Structured figure records
— BEGIN —
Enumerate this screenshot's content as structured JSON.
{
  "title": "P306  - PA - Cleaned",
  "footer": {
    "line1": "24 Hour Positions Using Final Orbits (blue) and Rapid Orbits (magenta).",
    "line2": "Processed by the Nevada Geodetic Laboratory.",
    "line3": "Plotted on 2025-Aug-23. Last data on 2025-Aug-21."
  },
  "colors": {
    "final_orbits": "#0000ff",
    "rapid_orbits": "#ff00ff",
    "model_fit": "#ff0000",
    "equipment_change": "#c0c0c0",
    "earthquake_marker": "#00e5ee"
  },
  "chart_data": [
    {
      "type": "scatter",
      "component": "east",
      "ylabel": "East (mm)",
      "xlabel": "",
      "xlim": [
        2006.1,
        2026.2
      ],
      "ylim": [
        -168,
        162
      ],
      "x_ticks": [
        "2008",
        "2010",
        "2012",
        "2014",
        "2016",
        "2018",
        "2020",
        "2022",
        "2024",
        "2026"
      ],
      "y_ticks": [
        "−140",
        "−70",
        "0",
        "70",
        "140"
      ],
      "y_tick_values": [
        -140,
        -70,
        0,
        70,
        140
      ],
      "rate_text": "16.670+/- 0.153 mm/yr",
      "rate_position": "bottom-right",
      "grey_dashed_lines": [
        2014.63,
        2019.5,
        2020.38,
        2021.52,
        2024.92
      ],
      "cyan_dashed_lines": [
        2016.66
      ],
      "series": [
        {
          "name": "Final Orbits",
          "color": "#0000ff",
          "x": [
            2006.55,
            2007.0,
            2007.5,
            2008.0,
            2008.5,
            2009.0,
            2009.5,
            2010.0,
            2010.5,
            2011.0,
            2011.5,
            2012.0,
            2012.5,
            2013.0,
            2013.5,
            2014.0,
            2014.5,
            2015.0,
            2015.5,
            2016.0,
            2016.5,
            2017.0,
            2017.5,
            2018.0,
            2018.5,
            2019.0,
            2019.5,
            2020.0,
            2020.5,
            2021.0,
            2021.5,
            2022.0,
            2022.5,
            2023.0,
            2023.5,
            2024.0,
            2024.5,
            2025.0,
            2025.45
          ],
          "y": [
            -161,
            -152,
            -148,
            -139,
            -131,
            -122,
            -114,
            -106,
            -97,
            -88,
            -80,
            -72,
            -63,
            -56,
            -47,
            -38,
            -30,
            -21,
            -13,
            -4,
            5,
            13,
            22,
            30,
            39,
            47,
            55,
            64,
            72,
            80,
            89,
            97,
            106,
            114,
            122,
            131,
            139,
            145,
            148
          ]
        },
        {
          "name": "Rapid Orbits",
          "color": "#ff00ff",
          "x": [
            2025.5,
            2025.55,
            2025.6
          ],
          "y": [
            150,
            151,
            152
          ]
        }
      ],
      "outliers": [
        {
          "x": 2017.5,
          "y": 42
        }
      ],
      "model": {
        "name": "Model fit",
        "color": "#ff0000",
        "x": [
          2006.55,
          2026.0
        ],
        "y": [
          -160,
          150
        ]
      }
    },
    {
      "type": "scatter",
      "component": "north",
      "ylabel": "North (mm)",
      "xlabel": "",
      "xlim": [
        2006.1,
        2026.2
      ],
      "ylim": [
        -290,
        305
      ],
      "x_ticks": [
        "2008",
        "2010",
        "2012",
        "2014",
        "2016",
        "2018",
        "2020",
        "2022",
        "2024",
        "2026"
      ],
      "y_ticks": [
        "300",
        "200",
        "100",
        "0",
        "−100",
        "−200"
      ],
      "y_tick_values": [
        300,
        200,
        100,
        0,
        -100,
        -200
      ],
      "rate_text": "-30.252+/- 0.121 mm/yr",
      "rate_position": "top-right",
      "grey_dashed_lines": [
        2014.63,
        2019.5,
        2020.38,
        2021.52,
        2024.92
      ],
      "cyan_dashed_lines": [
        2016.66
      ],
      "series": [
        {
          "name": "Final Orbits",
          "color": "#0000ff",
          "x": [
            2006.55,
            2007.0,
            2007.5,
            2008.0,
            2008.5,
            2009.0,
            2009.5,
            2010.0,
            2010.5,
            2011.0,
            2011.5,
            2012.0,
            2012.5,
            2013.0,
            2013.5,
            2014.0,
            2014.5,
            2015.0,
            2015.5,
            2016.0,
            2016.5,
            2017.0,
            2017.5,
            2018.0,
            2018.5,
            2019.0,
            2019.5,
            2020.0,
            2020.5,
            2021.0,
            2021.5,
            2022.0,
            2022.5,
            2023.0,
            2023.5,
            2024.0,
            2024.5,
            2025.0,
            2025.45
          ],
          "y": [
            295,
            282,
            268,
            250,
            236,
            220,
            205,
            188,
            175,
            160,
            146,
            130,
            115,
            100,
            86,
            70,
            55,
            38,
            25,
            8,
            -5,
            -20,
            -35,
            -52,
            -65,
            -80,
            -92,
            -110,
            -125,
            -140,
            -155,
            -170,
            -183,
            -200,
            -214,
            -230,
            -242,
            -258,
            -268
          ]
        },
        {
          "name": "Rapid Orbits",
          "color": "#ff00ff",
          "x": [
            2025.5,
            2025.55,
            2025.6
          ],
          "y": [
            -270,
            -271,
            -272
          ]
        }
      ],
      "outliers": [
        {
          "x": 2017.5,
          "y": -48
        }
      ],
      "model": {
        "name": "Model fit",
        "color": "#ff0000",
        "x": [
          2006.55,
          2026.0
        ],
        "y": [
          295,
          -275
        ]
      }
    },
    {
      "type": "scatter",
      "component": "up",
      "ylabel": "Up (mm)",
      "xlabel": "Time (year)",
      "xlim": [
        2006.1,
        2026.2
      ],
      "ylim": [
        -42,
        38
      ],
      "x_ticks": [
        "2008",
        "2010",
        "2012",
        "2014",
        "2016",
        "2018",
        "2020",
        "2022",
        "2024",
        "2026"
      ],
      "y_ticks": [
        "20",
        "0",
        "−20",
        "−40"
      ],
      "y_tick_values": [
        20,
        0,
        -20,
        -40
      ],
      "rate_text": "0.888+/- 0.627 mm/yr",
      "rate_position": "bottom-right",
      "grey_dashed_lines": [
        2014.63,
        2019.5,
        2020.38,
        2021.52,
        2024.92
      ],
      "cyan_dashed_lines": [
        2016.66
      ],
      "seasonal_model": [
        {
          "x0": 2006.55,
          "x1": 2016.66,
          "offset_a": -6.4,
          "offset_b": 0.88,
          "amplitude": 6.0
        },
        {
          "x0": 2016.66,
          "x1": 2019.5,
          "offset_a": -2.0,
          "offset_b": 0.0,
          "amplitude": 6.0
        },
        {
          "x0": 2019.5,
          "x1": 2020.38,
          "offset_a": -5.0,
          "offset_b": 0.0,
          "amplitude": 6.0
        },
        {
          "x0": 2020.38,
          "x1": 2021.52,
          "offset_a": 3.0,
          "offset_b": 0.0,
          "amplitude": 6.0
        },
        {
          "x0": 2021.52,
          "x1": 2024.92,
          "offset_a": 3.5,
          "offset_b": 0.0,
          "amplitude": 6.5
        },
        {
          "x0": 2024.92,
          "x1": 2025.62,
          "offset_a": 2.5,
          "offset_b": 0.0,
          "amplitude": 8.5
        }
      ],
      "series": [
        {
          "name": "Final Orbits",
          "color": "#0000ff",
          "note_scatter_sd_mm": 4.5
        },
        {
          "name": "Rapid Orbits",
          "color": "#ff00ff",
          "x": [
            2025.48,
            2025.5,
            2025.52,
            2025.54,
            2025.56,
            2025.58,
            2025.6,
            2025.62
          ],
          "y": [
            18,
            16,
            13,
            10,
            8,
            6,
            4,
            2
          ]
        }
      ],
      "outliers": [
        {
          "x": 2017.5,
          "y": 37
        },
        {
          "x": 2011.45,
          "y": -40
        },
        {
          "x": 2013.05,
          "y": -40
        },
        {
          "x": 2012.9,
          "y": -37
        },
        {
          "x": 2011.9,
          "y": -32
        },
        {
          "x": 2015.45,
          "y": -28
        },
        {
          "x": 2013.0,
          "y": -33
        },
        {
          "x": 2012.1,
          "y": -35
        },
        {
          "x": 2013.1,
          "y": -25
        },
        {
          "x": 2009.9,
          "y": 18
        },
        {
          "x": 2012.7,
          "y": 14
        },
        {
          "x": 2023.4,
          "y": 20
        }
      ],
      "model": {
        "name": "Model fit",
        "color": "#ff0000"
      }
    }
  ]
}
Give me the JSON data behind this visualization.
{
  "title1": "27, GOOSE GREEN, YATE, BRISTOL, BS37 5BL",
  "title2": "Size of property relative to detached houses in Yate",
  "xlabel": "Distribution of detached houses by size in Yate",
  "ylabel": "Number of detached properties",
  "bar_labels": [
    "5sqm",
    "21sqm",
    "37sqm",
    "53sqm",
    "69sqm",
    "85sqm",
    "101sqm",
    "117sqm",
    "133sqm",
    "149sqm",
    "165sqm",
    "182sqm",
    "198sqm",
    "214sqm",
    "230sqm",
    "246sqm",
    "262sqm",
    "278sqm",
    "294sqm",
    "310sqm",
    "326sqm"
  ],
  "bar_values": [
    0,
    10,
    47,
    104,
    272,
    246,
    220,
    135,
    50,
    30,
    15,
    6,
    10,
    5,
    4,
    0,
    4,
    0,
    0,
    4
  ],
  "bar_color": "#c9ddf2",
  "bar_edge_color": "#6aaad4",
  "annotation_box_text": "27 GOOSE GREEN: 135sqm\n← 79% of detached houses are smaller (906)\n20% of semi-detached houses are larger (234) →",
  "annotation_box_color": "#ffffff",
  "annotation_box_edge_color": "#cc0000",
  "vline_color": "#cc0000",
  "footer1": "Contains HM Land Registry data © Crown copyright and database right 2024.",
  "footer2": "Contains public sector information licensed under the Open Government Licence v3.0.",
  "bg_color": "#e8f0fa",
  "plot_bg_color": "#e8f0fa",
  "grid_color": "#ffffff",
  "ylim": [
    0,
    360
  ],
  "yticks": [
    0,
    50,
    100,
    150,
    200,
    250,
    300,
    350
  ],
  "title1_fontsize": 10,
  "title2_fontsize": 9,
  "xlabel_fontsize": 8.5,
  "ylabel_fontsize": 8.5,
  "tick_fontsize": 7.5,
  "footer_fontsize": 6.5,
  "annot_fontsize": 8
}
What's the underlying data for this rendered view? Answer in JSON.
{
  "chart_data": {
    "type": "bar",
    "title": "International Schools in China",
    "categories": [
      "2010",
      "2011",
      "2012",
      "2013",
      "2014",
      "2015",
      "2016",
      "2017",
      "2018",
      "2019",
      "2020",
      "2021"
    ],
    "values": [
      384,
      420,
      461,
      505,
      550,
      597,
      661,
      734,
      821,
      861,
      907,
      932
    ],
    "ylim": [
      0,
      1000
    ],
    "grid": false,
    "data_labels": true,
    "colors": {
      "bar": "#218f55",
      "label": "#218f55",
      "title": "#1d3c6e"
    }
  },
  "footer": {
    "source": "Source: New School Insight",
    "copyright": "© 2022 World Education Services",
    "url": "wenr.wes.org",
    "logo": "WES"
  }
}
— END —
## Prompt
Print the line containing "What's the underlying" and every line after it to the end of the records above, exactly as written, and nothing else.

## Written solution
What's the underlying data for this rendered view? Answer in JSON.
{
  "chart_data": {
    "type": "bar",
    "title": "International Schools in China",
    "categories": [
      "2010",
      "2011",
      "2012",
      "2013",
      "2014",
      "2015",
      "2016",
      "2017",
      "2018",
      "2019",
      "2020",
      "2021"
    ],
    "values": [
      384,
      420,
      461,
      505,
      550,
      597,
      661,
      734,
      821,
      861,
      907,
      932
    ],
    "ylim": [
      0,
      1000
    ],
    "grid": false,
    "data_labels": true,
    "colors": {
      "bar": "#218f55",
      "label": "#218f55",
      "title": "#1d3c6e"
    }
  },
  "footer": {
    "source": "Source: New School Insight",
    "copyright": "© 2022 World Education Services",
    "url": "wenr.wes.org",
    "logo": "WES"
  }
}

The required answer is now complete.